● **Description of the task**
Repeat exactly, and only, the lines from the line containing "What's the underlying" through the last line of the records below, including both.

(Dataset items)
------

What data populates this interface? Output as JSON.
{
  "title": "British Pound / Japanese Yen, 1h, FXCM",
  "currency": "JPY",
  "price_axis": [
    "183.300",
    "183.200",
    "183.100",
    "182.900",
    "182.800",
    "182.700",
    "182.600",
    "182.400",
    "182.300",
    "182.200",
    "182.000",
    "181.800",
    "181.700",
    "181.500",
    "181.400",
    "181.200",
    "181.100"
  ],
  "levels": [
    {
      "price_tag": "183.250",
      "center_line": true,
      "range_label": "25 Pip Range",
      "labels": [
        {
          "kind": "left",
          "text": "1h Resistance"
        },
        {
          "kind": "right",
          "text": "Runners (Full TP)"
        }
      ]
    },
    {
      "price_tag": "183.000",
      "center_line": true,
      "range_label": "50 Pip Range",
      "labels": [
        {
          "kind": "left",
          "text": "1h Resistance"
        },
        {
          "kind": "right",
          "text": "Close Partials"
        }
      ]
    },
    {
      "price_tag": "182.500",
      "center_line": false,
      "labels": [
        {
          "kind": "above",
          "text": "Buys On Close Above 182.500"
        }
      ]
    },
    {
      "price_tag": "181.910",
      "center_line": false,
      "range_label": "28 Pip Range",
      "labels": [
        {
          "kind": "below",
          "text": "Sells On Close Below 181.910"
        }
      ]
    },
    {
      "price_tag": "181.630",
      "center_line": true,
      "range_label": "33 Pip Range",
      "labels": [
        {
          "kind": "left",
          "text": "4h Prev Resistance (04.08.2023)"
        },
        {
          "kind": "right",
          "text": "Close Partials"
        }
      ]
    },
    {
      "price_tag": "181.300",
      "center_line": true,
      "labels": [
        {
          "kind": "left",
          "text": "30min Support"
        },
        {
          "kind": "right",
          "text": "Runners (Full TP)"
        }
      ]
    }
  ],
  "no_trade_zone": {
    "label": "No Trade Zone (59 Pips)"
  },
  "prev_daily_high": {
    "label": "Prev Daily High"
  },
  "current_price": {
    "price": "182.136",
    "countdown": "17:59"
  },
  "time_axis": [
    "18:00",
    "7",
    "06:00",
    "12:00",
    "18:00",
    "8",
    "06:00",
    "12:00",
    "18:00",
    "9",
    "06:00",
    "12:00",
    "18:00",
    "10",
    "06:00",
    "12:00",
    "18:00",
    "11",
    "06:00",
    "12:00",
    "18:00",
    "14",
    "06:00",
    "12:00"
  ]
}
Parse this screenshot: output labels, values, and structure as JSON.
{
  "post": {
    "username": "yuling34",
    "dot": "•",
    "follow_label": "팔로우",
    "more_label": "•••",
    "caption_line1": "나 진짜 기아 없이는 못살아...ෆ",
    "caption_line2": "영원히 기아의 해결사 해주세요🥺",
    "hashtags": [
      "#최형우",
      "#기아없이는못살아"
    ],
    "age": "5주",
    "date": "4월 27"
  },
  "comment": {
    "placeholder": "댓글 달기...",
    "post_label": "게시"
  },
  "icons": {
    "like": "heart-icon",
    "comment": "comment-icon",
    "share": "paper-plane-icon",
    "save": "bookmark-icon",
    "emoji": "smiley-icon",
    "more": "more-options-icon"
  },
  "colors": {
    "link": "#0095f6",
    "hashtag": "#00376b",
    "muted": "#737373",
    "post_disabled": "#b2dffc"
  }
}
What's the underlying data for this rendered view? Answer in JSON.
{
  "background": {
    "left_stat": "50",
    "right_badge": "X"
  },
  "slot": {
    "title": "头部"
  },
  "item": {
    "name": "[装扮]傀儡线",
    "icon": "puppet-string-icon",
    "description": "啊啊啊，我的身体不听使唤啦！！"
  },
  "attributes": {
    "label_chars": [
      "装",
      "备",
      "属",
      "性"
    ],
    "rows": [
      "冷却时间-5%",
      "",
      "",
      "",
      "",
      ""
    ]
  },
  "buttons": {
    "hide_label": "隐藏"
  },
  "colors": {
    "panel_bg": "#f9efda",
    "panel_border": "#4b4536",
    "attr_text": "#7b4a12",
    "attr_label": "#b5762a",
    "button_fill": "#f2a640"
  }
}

------

● **Written answer**
What's the underlying data for this rendered view? Answer in JSON.
{
  "background": {
    "left_stat": "50",
    "right_badge": "X"
  },
  "slot": {
    "title": "头部"
  },
  "item": {
    "name": "[装扮]傀儡线",
    "icon": "puppet-string-icon",
    "description": "啊啊啊，我的身体不听使唤啦！！"
  },
  "attributes": {
    "label_chars": [
      "装",
      "备",
      "属",
      "性"
    ],
    "rows": [
      "冷却时间-5%",
      "",
      "",
      "",
      "",
      ""
    ]
  },
  "buttons": {
    "hide_label": "隐藏"
  },
  "colors": {
    "panel_bg": "#f9efda",
    "panel_border": "#4b4536",
    "attr_text": "#7b4a12",
    "attr_label": "#b5762a",
    "button_fill": "#f2a640"
  }
}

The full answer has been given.